## TASK DIRECTIONS
Check each line of the records below and collect those holding "offset".

## RECORDS FOR THIS TASK

··········

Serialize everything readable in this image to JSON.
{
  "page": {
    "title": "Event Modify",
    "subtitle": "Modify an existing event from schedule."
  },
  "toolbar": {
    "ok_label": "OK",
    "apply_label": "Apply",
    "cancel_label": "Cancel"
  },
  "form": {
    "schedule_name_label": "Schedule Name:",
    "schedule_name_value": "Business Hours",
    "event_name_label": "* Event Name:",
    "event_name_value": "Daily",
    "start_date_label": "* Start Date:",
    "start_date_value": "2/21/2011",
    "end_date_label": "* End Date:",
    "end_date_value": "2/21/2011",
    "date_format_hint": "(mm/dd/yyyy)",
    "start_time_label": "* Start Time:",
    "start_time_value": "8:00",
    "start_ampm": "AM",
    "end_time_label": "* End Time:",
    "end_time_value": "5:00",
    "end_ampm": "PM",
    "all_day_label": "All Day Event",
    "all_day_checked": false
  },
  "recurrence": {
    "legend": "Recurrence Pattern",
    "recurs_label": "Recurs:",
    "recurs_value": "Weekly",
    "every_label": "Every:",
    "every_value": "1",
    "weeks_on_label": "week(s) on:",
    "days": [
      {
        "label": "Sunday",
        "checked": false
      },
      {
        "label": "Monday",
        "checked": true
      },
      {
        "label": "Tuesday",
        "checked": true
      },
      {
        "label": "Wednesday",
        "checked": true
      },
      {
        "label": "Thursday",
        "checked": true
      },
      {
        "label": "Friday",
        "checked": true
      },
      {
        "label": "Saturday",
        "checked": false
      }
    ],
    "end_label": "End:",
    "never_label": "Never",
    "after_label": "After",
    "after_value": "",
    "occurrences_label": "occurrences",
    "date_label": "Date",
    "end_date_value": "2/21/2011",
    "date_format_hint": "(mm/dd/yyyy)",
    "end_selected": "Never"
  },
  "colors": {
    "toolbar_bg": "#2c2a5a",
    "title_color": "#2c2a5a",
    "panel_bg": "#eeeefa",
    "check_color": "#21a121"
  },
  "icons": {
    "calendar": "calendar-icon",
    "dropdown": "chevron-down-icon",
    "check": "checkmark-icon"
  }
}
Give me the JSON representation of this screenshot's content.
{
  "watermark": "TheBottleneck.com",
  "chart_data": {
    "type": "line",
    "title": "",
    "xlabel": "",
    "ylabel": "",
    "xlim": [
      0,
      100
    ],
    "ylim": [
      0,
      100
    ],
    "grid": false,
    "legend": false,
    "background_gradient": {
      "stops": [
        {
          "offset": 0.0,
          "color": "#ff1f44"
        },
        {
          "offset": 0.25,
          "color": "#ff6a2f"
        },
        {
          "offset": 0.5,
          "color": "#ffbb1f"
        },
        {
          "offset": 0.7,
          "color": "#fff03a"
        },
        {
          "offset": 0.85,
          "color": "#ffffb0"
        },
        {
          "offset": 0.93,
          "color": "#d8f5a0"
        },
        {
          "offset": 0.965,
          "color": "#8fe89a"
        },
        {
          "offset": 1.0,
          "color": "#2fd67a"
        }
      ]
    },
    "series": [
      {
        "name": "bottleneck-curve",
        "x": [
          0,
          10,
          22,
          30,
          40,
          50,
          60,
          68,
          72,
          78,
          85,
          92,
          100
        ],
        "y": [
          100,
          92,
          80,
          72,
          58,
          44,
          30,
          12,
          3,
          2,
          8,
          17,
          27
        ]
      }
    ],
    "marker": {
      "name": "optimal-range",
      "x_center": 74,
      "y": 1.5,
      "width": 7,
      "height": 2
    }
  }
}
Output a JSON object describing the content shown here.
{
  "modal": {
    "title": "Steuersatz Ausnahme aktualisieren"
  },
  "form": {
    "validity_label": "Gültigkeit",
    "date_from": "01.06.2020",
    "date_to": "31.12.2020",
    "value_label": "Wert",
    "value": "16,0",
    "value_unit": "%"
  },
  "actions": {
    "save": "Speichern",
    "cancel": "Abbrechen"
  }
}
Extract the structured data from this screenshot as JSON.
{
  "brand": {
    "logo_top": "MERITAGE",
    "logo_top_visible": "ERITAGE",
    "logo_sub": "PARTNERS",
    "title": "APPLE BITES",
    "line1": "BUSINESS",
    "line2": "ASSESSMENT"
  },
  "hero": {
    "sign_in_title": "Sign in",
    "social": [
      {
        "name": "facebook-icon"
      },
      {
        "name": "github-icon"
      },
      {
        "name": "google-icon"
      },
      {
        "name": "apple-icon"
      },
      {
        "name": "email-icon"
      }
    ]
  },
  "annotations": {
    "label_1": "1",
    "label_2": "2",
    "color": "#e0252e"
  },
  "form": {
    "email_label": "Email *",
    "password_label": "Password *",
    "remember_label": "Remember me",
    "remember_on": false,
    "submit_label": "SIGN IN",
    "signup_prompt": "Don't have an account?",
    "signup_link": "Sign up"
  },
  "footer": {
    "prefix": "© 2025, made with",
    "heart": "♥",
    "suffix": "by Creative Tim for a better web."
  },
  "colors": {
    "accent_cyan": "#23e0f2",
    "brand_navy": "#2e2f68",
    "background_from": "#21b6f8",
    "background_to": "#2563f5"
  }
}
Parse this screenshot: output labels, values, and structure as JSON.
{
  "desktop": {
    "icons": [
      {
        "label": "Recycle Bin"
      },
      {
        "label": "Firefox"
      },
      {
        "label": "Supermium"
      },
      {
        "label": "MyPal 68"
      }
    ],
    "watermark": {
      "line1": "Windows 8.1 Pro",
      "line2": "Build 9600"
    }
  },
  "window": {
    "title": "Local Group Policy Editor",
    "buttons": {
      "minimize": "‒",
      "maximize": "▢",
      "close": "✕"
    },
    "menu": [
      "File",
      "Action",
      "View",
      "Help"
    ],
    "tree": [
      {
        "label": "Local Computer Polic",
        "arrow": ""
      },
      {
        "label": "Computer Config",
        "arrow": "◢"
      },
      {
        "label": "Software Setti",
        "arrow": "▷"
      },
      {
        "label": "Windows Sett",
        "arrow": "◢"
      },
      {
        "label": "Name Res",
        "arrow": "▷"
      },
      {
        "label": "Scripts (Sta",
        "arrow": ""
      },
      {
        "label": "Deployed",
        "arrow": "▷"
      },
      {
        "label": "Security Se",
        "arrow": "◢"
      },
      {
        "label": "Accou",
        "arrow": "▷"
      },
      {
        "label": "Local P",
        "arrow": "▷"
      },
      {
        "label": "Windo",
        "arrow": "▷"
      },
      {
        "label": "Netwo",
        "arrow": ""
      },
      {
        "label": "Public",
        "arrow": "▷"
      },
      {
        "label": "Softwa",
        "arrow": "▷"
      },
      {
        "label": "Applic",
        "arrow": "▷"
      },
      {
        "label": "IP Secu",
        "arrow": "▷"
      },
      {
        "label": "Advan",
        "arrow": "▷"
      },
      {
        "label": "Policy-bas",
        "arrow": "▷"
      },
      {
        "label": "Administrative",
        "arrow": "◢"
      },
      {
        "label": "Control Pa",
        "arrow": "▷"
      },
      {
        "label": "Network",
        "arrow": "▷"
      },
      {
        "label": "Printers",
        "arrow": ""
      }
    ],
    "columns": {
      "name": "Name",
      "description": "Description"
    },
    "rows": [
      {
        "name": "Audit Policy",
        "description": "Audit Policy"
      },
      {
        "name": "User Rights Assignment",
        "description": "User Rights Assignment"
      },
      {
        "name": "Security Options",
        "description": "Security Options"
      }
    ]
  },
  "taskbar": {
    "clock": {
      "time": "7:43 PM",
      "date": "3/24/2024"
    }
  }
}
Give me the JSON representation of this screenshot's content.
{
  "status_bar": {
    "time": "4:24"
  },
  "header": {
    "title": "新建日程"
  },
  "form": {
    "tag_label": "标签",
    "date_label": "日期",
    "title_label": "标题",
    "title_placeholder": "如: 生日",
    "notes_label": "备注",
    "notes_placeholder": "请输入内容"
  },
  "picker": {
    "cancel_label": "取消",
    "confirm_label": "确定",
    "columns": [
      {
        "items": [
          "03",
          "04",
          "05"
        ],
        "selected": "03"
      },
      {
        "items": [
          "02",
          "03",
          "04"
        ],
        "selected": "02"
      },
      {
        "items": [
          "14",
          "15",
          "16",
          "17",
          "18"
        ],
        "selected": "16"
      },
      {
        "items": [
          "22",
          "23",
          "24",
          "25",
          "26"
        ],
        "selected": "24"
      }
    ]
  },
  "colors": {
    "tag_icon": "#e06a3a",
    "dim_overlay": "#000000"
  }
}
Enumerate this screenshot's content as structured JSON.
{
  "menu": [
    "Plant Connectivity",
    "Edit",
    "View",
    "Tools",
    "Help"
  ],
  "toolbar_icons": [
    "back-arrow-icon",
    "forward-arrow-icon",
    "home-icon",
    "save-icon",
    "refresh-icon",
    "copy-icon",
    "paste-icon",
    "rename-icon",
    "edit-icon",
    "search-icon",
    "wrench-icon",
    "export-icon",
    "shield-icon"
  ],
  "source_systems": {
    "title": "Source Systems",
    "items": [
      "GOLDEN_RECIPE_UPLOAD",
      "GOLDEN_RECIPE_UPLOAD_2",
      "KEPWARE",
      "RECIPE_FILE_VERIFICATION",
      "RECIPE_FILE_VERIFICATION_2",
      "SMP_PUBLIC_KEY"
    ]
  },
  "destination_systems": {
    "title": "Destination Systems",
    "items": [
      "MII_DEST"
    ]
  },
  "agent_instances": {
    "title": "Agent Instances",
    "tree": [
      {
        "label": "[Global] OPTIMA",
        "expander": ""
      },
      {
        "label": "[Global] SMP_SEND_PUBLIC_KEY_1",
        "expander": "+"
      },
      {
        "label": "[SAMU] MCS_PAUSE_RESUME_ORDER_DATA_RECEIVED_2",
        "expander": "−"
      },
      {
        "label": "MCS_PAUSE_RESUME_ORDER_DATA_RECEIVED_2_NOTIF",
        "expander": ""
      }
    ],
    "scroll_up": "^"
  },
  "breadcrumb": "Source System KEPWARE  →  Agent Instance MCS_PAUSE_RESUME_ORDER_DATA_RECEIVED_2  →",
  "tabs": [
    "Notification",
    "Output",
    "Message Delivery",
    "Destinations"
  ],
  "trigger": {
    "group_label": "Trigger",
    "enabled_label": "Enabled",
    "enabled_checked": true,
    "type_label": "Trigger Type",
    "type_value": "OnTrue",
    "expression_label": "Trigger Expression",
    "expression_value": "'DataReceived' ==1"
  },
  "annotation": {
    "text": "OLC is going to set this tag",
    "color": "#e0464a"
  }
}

··········

## REPLY TO THE TASK
          "offset": 0.0,
          "offset": 0.25,
          "offset": 0.5,
          "offset": 0.7,
          "offset": 0.85,
          "offset": 0.93,
          "offset": 0.965,
          "offset": 1.0,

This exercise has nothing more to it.